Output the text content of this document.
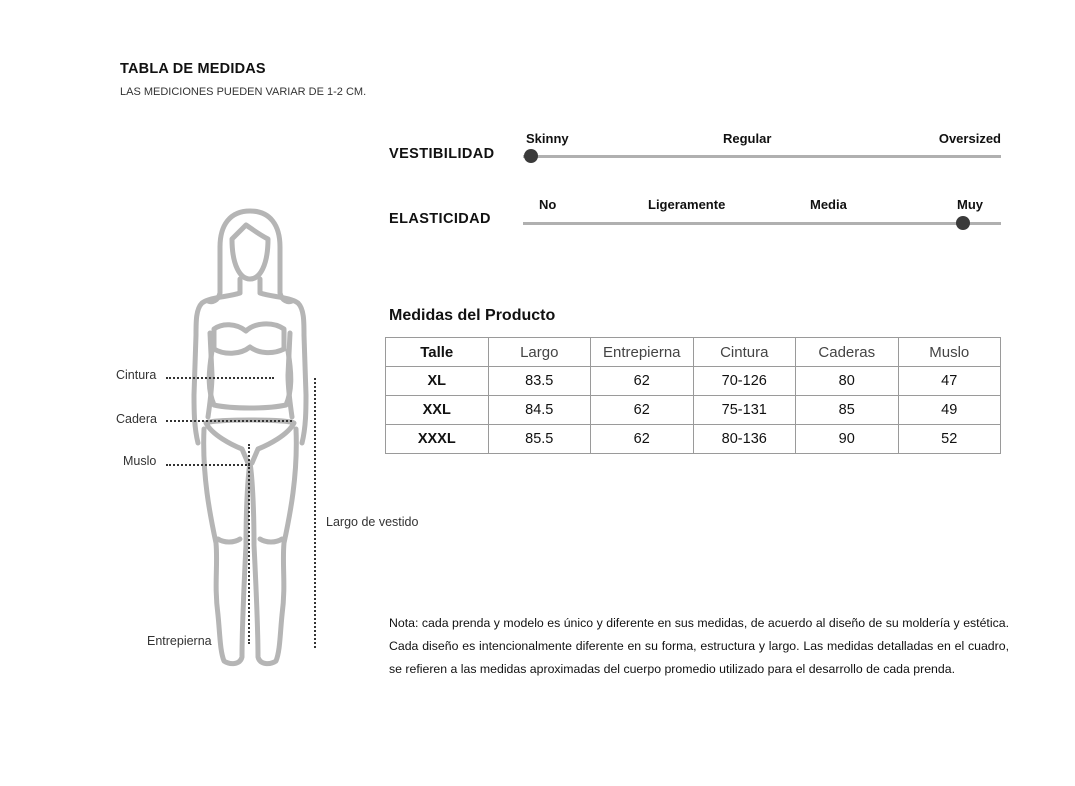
TABLA DE MEDIDAS
LAS MEDICIONES PUEDEN VARIAR DE 1-2 CM.
VESTIBILIDAD
Skinny	Regular	Oversized
ELASTICIDAD
No	Ligeramente	Media	Muy
Medidas del Producto
Talle	Largo	Entrepierna	Cintura	Caderas	Muslo
XL	83.5	62	70-126	80	47
XXL	84.5	62	75-131	85	49
XXXL	85.5	62	80-136	90	52
Nota: cada prenda y modelo es único y diferente en sus medidas, de acuerdo al diseño de su moldería y estética. Cada diseño es intencionalmente diferente en su forma, estructura y largo. Las medidas detalladas en el cuadro, se refieren a las medidas aproximadas del cuerpo promedio utilizado para el desarrollo de cada prenda.
Cintura
Cadera
Muslo
Entrepierna
Largo de vestido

============================================================

Problem to work on: Leaving all pictures aside, quote each record exactly.

Answer to the task:
Output the text content of this document.
TABLA DE MEDIDAS
LAS MEDICIONES PUEDEN VARIAR DE 1-2 CM.
VESTIBILIDAD
Skinny	Regular	Oversized
ELASTICIDAD
No	Ligeramente	Media	Muy
Medidas del Producto
Talle	Largo	Entrepierna	Cintura	Caderas	Muslo
XL	83.5	62	70-126	80	47
XXL	84.5	62	75-131	85	49
XXXL	85.5	62	80-136	90	52
Nota: cada prenda y modelo es único y diferente en sus medidas, de acuerdo al diseño de su moldería y estética. Cada diseño es intencionalmente diferente en su forma, estructura y largo. Las medidas detalladas en el cuadro, se refieren a las medidas aproximadas del cuerpo promedio utilizado para el desarrollo de cada prenda.
Cintura
Cadera
Muslo
Entrepierna
Largo de vestido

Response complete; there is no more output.